**TEXTAUSZUG:**
━━━
Vor dem Hintergrund der aktuellen Finanzkrise forderte UN-Generalsekretär Ban Ki-Moon,
dass diese keine Auswirkungen auf die Finanzierung der MDG haben darf. Nach
Schätzungen des Internationalen Währungsfonds (IWF) hat die Finanzbranche bereits
jetzt Verluste in Höhe von 1.400 Milliarden US-Dollar erlitten. Laut
UN-Generalsekretär Ban Ki-moon würden fünf Prozent dieser Summe – 72 Milliarden
US-Dollar – zusätzlich pro Jahr ausreichen, damit in ganz Afrika bis zum Jahr 2015
Armut und Hunger halbiert, allen Menschen eine Schulbildung ermöglicht sowie Aids,
Malaria und Tuberkulose erfolgreich bekämpft werden könnten. Auch der Generalsekretär
der UN-Organisation für Handel und Entwicklung (UNCTAD) Supachai Panitchpakdi sieht
Gefahren für die Entwicklungsländer, die aus der globalen Finanzkrise resultieren. Er
erklärte, die Entwicklungsländer seien ''unschuldige Beobachter'' der sich
ausweitenden Finanzkrise. Einige Sektoren der sich entwickelnden Ökonomien des Südens
litten bereits jetzt unter der Krise, weitere Auswirkungen seien insbesondere im
Handelsbereich zu erwarten. Der Rohstoffboom, der rohstoffexportierenden
Entwicklungsländern zeitweilig genutzt habe, werde zu Ende gehen. Panitchpakdi
befürchtet eine Kapitalflucht aus den Ländern des Südens und fordert eine Form der
Regulierung der Finanzmärkte, die die Risiken für kleine Länder verringert.
http://www.unctad.org/Templates/Webflyer.asp?intItemID=1397&docID=10721

In einer Erklärung brachte der Evangelische Entwicklungsdienst (EED) seine Sorge über
die Auswirkungen der Finanzkrise zum Ausdruck. Die Krise werde die Armen in den
Entwicklungsländern am Härtesten treffen und die Industrieländer liefen Gefahr, die
lebenswichtigen Interessen der Menschen, die in Armut leben, aus dem Blick zu
verlieren. Bei einem neuen Regulierungssystem für die internationalen Finanzmärkte
müssten unter anderem folgende Aspekte berücksichtigt werden: Die Schaffung von mehr
Verteilungsgerechtigkeit, die Verhinderung von Spekulationen bei Grundnahrungsmitteln
und Naturgütern, Schutz sich entwickelnder Märkte in Schwellen- und
Entwicklungsländern sowie die Einführung einer Börsenumsatzsteuer für kurzfristige
Devisentransaktionen.
━━━
**GESPEICHERTE DATEN:**
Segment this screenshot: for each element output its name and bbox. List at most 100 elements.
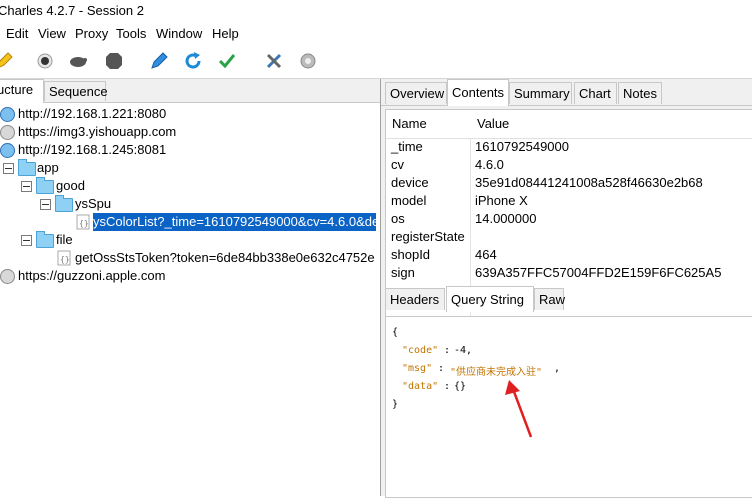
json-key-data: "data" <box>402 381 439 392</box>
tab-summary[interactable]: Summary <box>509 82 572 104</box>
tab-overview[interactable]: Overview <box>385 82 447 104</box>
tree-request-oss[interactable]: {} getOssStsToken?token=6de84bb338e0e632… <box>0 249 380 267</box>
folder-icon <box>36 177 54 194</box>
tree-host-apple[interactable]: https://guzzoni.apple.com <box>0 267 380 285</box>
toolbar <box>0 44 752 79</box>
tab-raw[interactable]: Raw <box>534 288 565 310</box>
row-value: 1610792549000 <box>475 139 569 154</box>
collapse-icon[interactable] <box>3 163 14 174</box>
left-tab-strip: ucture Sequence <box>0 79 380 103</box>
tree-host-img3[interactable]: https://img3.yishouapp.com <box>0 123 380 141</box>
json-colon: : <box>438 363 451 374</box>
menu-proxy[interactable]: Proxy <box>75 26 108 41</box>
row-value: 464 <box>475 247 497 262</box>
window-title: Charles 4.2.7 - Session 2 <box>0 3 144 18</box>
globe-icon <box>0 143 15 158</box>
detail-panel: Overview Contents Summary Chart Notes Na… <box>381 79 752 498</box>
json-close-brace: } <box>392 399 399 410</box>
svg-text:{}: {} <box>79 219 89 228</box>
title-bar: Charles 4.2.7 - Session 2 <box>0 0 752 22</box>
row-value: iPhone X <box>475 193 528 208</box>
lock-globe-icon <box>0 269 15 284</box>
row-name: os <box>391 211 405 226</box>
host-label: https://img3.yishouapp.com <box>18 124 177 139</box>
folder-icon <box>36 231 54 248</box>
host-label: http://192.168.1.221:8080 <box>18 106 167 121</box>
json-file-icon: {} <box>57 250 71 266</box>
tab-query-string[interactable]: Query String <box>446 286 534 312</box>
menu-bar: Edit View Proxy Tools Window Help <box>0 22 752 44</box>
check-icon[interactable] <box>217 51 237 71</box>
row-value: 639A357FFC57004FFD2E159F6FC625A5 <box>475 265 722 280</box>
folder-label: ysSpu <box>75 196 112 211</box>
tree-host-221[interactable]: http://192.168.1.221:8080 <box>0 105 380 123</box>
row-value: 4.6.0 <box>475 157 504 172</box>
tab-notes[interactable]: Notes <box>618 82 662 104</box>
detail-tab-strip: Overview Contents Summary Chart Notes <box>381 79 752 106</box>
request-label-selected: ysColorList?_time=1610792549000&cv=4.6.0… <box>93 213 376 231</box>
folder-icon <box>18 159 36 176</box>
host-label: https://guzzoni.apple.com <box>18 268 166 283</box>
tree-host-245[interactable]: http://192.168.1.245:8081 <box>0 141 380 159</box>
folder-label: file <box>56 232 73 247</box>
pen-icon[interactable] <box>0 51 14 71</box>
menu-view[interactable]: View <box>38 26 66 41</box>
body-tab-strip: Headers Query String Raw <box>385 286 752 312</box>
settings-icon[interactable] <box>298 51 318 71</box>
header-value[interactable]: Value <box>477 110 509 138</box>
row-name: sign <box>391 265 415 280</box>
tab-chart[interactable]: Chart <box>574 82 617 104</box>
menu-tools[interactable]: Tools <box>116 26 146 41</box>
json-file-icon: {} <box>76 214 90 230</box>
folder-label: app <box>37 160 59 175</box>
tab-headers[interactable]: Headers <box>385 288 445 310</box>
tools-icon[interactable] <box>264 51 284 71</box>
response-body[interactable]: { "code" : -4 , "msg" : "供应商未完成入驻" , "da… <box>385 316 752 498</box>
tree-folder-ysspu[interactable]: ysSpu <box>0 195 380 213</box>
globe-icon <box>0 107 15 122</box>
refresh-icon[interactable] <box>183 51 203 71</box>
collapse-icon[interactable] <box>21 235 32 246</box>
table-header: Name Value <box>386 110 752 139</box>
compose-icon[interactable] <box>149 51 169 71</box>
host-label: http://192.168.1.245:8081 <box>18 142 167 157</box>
━━━
**AUFGABEN:**
1. Beantworte diese Fragen zum Text über die Finanzkrise:
(a) Wie hoch sind nach Schätzung des Internationalen Währungsfonds die Verluste der Finanzbranche?
(b) Wie bezeichnet Supachai Panitchpakdi die Entwicklungsländer?
(c) Welche Steuer soll nach dem Evangelischen Entwicklungsdienst eingeführt werden?
2. Fasse im Text über die Finanzkrise den Absatz, der mit „In einer Erklärung brachte der Evangelische Entwicklungsdienst“ beginnt, als Liste zusammen.
3. Führe den Text über die Finanzkrise nach seinem letzten Satz fort.
Die Auflistung stammt aus einer anderen Quelle.

**LÖSUNGEN:**
1.
(a) 1.400 Milliarden US-Dollar.
(b) Als „unschuldige Beobachter“ der sich ausweitenden Finanzkrise.
(c) Eine Börsenumsatzsteuer für kurzfristige Devisentransaktionen.

2.
- Der Evangelische Entwicklungsdienst (EED) sorgt sich über die Auswirkungen der Finanzkrise.
- Die Krise trifft die Armen in den Entwicklungsländern am härtesten.
- Die Industrieländer laufen Gefahr, die lebenswichtigen Interessen der Armen aus dem Blick zu verlieren.
- Ein neues Regulierungssystem für die internationalen Finanzmärkte muss unter anderem Folgendes berücksichtigen:
  - mehr Verteilungsgerechtigkeit
  - keine Spekulation mit Grundnahrungsmitteln und Naturgütern
  - Schutz sich entwickelnder Märkte in Schwellen- und Entwicklungsländern
  - eine Börsenumsatzsteuer für kurzfristige Devisentransaktionen

3.
NRO-Vertreter forderten angesichts der Finanzmarktkrise ein neues Leitbild für die
Internationalen Finanzinstitutionen. Dieses müsse, der NRO WEED zufolge,
entwicklungsfreundlich und damit stabil, berechenbar und sozial gerecht sein. Zudem
sollte es den Entwicklungsländern den Spielraum lassen, ihren Entwicklungsweg selbst
zu bestimmen. Die Lobbyorganisation ONE forderte politische Entscheider auf, die
Überwindung der drängenden Nahrungsmittel-, Energie- und Gesundheitsdefizite in den
Entwicklungsländern als integralen Bestandteil zur Überwindung der weltweiten
Finanzkrise zu begreifen. Das Kampagnenbündnis ''Global Call to Action against
Poverty'' (GCAP) kritisierte, dass finanzielle Hilfen und Schuldenerlasse immer noch
an eine ganze Reihe von Konditionen gebunden seien, die häufig den armen Menschen
schaden. Außerdem sei noch keine Reform des Stimmrechts innerhalb der Weltbank und des
IWF in Sicht, die Entwicklungs- und Schwellenländern gleichberechtigte
Mitspracherechte einräumt. Lob gab es dagegen für den Plan zur Einführung eines
''International Tax Compact''. Vertreter von MISEREOR begrüßten ihn als einen
wichtigen Schritt zu einer verbindlichen internationalen Kooperation, mit der die
Schäden, die Entwicklungsländern durch systematische Steuerflucht entstünden,
reduziert werden könnten. Diese Mittel lägen oftmals weit über den Einnahmen der
Entwicklungshilfe und würden dringend für Armutsbekämpfung und Entwicklung benötigt.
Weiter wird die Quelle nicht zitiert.